=== The data ===
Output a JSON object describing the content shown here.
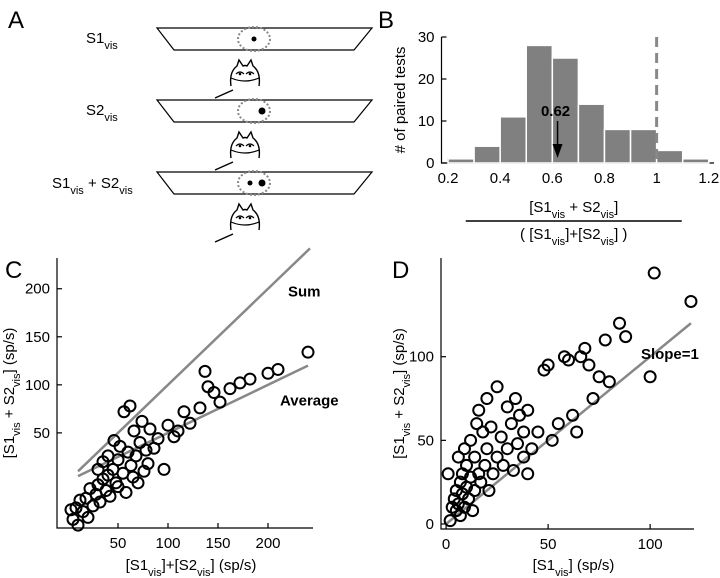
{
  "panel_a": {
    "letter": "A",
    "labels": [
      [
        "S1",
        "vis"
      ],
      [
        "S2",
        "vis"
      ],
      [
        "S1",
        "vis",
        " + S2",
        "vis"
      ]
    ]
  },
  "chart_data": [
    {
      "type": "histogram",
      "panel": "B",
      "ylabel": [
        "# of paired tests"
      ],
      "xlabel": {
        "numerator": [
          "[S1",
          "vis",
          " + S2",
          "vis",
          "]"
        ],
        "denominator": [
          "( [S1",
          "vis",
          "]+[S2",
          "vis",
          "] )"
        ]
      },
      "bins": [
        0.2,
        0.3,
        0.4,
        0.5,
        0.6,
        0.7,
        0.8,
        0.9,
        1.0,
        1.1,
        1.2
      ],
      "values": [
        1,
        4,
        11,
        28,
        25,
        14,
        8,
        8,
        3,
        1
      ],
      "color": "#808080",
      "xlim": [
        0.175,
        1.22
      ],
      "xticks": [
        0.2,
        0.4,
        0.6,
        0.8,
        1,
        1.2
      ],
      "ylim": [
        0,
        30
      ],
      "yticks": [
        0,
        10,
        20,
        30
      ],
      "reference_x": 1,
      "annotation": {
        "text": "0.62",
        "x": 0.62
      }
    },
    {
      "type": "scatter",
      "panel": "C",
      "ylabel": [
        "[S1",
        "vis",
        " + S2",
        "vis",
        "] (sp/s)"
      ],
      "xlabel": [
        "[S1",
        "vis",
        "]+[S2",
        "vis",
        "] (sp/s)"
      ],
      "xlim": [
        -11,
        245
      ],
      "xticks": [
        50,
        100,
        150,
        200
      ],
      "ylim": [
        -49,
        232
      ],
      "yticks": [
        50,
        100,
        150,
        200
      ],
      "x": [
        5,
        8,
        3,
        10,
        12,
        15,
        18,
        20,
        22,
        25,
        28,
        30,
        30,
        32,
        35,
        35,
        38,
        40,
        40,
        42,
        45,
        46,
        48,
        50,
        50,
        52,
        55,
        56,
        58,
        60,
        62,
        63,
        65,
        66,
        68,
        70,
        72,
        74,
        76,
        78,
        80,
        82,
        86,
        90,
        96,
        100,
        106,
        110,
        116,
        122,
        132,
        140,
        146,
        152,
        162,
        172,
        182,
        137,
        200,
        210,
        240
      ],
      "values": [
        -40,
        -28,
        -30,
        -46,
        -20,
        -32,
        -18,
        -38,
        -8,
        -26,
        -14,
        -4,
        12,
        -22,
        2,
        20,
        -10,
        6,
        26,
        -16,
        12,
        42,
        -2,
        -6,
        22,
        36,
        8,
        72,
        -12,
        30,
        78,
        16,
        4,
        52,
        26,
        -2,
        40,
        62,
        10,
        32,
        18,
        54,
        34,
        44,
        12,
        58,
        46,
        52,
        72,
        60,
        76,
        98,
        92,
        82,
        96,
        102,
        106,
        114,
        112,
        116,
        134
      ],
      "lines": [
        {
          "label": "Sum",
          "x": [
            10,
            242
          ],
          "values": [
            10,
            242
          ]
        },
        {
          "label": "Average",
          "x": [
            10,
            240
          ],
          "values": [
            5,
            120
          ]
        }
      ]
    },
    {
      "type": "scatter",
      "panel": "D",
      "ylabel": [
        "[S1",
        "vis",
        " + S2",
        "vis",
        "] (sp/s)"
      ],
      "xlabel": [
        "[S1",
        "vis",
        "] (sp/s)"
      ],
      "xlim": [
        -2.5,
        121.5
      ],
      "xticks": [
        0,
        50,
        100
      ],
      "ylim": [
        -3,
        159
      ],
      "yticks": [
        0,
        50,
        100
      ],
      "x": [
        2,
        1,
        3,
        4,
        5,
        5,
        6,
        6,
        7,
        7,
        8,
        8,
        9,
        9,
        10,
        10,
        11,
        12,
        12,
        13,
        14,
        14,
        15,
        16,
        16,
        17,
        18,
        19,
        20,
        20,
        21,
        22,
        23,
        25,
        25,
        27,
        28,
        30,
        30,
        32,
        33,
        34,
        35,
        36,
        38,
        38,
        40,
        40,
        42,
        45,
        48,
        50,
        52,
        55,
        58,
        60,
        62,
        64,
        66,
        68,
        70,
        72,
        75,
        78,
        80,
        85,
        88,
        100,
        102,
        120
      ],
      "values": [
        2,
        30,
        10,
        15,
        8,
        20,
        12,
        40,
        5,
        25,
        18,
        30,
        10,
        45,
        22,
        35,
        15,
        28,
        50,
        8,
        20,
        40,
        60,
        30,
        68,
        25,
        55,
        35,
        45,
        75,
        20,
        58,
        30,
        40,
        82,
        52,
        35,
        45,
        70,
        60,
        32,
        75,
        48,
        65,
        40,
        55,
        30,
        68,
        45,
        55,
        92,
        95,
        50,
        60,
        100,
        98,
        65,
        55,
        100,
        105,
        95,
        75,
        88,
        110,
        85,
        120,
        112,
        88,
        150,
        133
      ],
      "lines": [
        {
          "label": "Slope=1",
          "x": [
            0,
            120
          ],
          "values": [
            0,
            120
          ]
        }
      ]
    }
  ]
}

=== Objective ===
Transcribe all the lines above exactly, apart from the pictures.

=== Answer to the exercise ===
Output a JSON object describing the content shown here.
{
  "panel_a": {
    "letter": "A",
    "labels": [
      [
        "S1",
        "vis"
      ],
      [
        "S2",
        "vis"
      ],
      [
        "S1",
        "vis",
        " + S2",
        "vis"
      ]
    ]
  },
  "chart_data": [
    {
      "type": "histogram",
      "panel": "B",
      "ylabel": [
        "# of paired tests"
      ],
      "xlabel": {
        "numerator": [
          "[S1",
          "vis",
          " + S2",
          "vis",
          "]"
        ],
        "denominator": [
          "( [S1",
          "vis",
          "]+[S2",
          "vis",
          "] )"
        ]
      },
      "bins": [
        0.2,
        0.3,
        0.4,
        0.5,
        0.6,
        0.7,
        0.8,
        0.9,
        1.0,
        1.1,
        1.2
      ],
      "values": [
        1,
        4,
        11,
        28,
        25,
        14,
        8,
        8,
        3,
        1
      ],
      "color": "#808080",
      "xlim": [
        0.175,
        1.22
      ],
      "xticks": [
        0.2,
        0.4,
        0.6,
        0.8,
        1,
        1.2
      ],
      "ylim": [
        0,
        30
      ],
      "yticks": [
        0,
        10,
        20,
        30
      ],
      "reference_x": 1,
      "annotation": {
        "text": "0.62",
        "x": 0.62
      }
    },
    {
      "type": "scatter",
      "panel": "C",
      "ylabel": [
        "[S1",
        "vis",
        " + S2",
        "vis",
        "] (sp/s)"
      ],
      "xlabel": [
        "[S1",
        "vis",
        "]+[S2",
        "vis",
        "] (sp/s)"
      ],
      "xlim": [
        -11,
        245
      ],
      "xticks": [
        50,
        100,
        150,
        200
      ],
      "ylim": [
        -49,
        232
      ],
      "yticks": [
        50,
        100,
        150,
        200
      ],
      "x": [
        5,
        8,
        3,
        10,
        12,
        15,
        18,
        20,
        22,
        25,
        28,
        30,
        30,
        32,
        35,
        35,
        38,
        40,
        40,
        42,
        45,
        46,
        48,
        50,
        50,
        52,
        55,
        56,
        58,
        60,
        62,
        63,
        65,
        66,
        68,
        70,
        72,
        74,
        76,
        78,
        80,
        82,
        86,
        90,
        96,
        100,
        106,
        110,
        116,
        122,
        132,
        140,
        146,
        152,
        162,
        172,
        182,
        137,
        200,
        210,
        240
      ],
      "values": [
        -40,
        -28,
        -30,
        -46,
        -20,
        -32,
        -18,
        -38,
        -8,
        -26,
        -14,
        -4,
        12,
        -22,
        2,
        20,
        -10,
        6,
        26,
        -16,
        12,
        42,
        -2,
        -6,
        22,
        36,
        8,
        72,
        -12,
        30,
        78,
        16,
        4,
        52,
        26,
        -2,
        40,
        62,
        10,
        32,
        18,
        54,
        34,
        44,
        12,
        58,
        46,
        52,
        72,
        60,
        76,
        98,
        92,
        82,
        96,
        102,
        106,
        114,
        112,
        116,
        134
      ],
      "lines": [
        {
          "label": "Sum",
          "x": [
            10,
            242
          ],
          "values": [
            10,
            242
          ]
        },
        {
          "label": "Average",
          "x": [
            10,
            240
          ],
          "values": [
            5,
            120
          ]
        }
      ]
    },
    {
      "type": "scatter",
      "panel": "D",
      "ylabel": [
        "[S1",
        "vis",
        " + S2",
        "vis",
        "] (sp/s)"
      ],
      "xlabel": [
        "[S1",
        "vis",
        "] (sp/s)"
      ],
      "xlim": [
        -2.5,
        121.5
      ],
      "xticks": [
        0,
        50,
        100
      ],
      "ylim": [
        -3,
        159
      ],
      "yticks": [
        0,
        50,
        100
      ],
      "x": [
        2,
        1,
        3,
        4,
        5,
        5,
        6,
        6,
        7,
        7,
        8,
        8,
        9,
        9,
        10,
        10,
        11,
        12,
        12,
        13,
        14,
        14,
        15,
        16,
        16,
        17,
        18,
        19,
        20,
        20,
        21,
        22,
        23,
        25,
        25,
        27,
        28,
        30,
        30,
        32,
        33,
        34,
        35,
        36,
        38,
        38,
        40,
        40,
        42,
        45,
        48,
        50,
        52,
        55,
        58,
        60,
        62,
        64,
        66,
        68,
        70,
        72,
        75,
        78,
        80,
        85,
        88,
        100,
        102,
        120
      ],
      "values": [
        2,
        30,
        10,
        15,
        8,
        20,
        12,
        40,
        5,
        25,
        18,
        30,
        10,
        45,
        22,
        35,
        15,
        28,
        50,
        8,
        20,
        40,
        60,
        30,
        68,
        25,
        55,
        35,
        45,
        75,
        20,
        58,
        30,
        40,
        82,
        52,
        35,
        45,
        70,
        60,
        32,
        75,
        48,
        65,
        40,
        55,
        30,
        68,
        45,
        55,
        92,
        95,
        50,
        60,
        100,
        98,
        65,
        55,
        100,
        105,
        95,
        75,
        88,
        110,
        85,
        120,
        112,
        88,
        150,
        133
      ],
      "lines": [
        {
          "label": "Slope=1",
          "x": [
            0,
            120
          ],
          "values": [
            0,
            120
          ]
        }
      ]
    }
  ]
}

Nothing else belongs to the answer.